[WRITTEN PROBLEM]: Copy the entries exactly, from the start of them through the line containing "legend-tick-label: 3 <box>714".

[DATA LINES]:
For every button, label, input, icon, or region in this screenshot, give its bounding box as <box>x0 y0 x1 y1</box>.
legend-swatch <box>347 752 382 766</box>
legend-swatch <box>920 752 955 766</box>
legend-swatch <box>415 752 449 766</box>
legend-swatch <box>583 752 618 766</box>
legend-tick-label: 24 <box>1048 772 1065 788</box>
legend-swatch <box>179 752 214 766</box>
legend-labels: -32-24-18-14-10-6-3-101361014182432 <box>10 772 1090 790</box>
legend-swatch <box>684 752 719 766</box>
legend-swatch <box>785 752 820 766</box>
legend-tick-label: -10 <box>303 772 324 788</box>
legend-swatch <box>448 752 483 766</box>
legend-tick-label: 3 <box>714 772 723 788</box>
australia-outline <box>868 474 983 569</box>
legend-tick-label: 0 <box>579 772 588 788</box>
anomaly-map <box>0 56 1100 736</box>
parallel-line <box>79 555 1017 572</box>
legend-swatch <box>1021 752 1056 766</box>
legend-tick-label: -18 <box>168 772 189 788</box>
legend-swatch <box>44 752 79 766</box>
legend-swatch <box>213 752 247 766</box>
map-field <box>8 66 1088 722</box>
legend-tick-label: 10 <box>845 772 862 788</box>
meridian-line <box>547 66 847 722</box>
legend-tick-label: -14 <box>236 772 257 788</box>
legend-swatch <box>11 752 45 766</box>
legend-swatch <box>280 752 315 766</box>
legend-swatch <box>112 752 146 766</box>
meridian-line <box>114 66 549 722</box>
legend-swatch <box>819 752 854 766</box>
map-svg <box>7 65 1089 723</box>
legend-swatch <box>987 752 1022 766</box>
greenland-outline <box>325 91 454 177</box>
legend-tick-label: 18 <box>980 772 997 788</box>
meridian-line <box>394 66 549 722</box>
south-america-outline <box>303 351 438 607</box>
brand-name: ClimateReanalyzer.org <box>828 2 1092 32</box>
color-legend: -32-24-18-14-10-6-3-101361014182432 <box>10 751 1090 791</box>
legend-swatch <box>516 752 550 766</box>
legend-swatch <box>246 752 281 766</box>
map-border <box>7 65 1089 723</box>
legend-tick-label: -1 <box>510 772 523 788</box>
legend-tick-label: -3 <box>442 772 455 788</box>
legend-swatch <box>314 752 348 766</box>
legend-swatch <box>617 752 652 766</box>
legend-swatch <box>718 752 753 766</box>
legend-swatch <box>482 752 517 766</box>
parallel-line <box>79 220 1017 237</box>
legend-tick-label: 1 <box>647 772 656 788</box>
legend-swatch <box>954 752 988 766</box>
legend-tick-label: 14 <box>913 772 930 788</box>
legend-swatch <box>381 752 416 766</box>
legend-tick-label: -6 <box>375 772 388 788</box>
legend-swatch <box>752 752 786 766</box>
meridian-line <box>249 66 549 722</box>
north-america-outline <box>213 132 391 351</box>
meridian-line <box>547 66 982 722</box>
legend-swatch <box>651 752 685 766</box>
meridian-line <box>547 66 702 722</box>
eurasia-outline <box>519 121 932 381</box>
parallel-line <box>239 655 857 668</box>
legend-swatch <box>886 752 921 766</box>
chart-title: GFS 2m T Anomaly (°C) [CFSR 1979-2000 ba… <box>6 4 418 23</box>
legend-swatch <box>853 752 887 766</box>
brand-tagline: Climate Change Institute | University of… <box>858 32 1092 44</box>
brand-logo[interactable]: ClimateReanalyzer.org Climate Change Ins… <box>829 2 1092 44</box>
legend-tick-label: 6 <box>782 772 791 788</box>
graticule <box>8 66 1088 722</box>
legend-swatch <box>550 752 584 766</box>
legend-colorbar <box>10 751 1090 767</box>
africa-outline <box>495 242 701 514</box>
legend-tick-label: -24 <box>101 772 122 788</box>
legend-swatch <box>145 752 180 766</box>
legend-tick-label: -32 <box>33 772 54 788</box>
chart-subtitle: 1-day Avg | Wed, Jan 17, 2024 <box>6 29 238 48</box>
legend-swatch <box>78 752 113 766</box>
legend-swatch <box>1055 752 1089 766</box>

[SOLUTION TO THIS EXERCISE]:
For every button, label, input, icon, or region in this screenshot, give its bounding box as <box>x0 y0 x1 y1</box>.
legend-swatch <box>347 752 382 766</box>
legend-swatch <box>920 752 955 766</box>
legend-swatch <box>415 752 449 766</box>
legend-swatch <box>583 752 618 766</box>
legend-tick-label: 24 <box>1048 772 1065 788</box>
legend-swatch <box>179 752 214 766</box>
legend-labels: -32-24-18-14-10-6-3-101361014182432 <box>10 772 1090 790</box>
legend-swatch <box>684 752 719 766</box>
legend-swatch <box>785 752 820 766</box>
legend-tick-label: -10 <box>303 772 324 788</box>
legend-swatch <box>448 752 483 766</box>
legend-tick-label: 3 <box>714 772 723 788</box>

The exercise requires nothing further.